# What this task involves:
Look through the data below and say how many of its lines contain "Degree", adding nothing else.
** Start **
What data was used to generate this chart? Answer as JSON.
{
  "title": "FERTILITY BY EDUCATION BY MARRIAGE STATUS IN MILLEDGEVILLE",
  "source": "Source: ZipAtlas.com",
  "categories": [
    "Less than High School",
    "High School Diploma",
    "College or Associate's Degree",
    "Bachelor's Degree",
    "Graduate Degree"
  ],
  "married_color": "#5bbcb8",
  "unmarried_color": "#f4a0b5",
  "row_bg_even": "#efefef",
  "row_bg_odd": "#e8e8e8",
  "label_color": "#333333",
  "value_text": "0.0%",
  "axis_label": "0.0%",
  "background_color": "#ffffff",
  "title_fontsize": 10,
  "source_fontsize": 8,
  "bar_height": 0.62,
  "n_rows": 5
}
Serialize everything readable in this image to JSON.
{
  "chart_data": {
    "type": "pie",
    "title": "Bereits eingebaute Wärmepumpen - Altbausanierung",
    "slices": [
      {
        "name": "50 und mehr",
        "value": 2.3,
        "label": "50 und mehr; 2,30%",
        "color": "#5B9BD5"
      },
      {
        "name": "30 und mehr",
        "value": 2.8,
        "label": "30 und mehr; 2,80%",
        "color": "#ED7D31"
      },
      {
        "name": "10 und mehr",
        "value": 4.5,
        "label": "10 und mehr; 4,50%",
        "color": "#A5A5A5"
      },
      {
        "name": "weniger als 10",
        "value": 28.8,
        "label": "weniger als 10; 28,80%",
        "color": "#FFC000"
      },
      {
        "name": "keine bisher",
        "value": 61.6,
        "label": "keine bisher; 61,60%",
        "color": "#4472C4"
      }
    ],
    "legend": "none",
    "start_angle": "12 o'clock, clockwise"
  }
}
** End **
# Response to this exercise:
3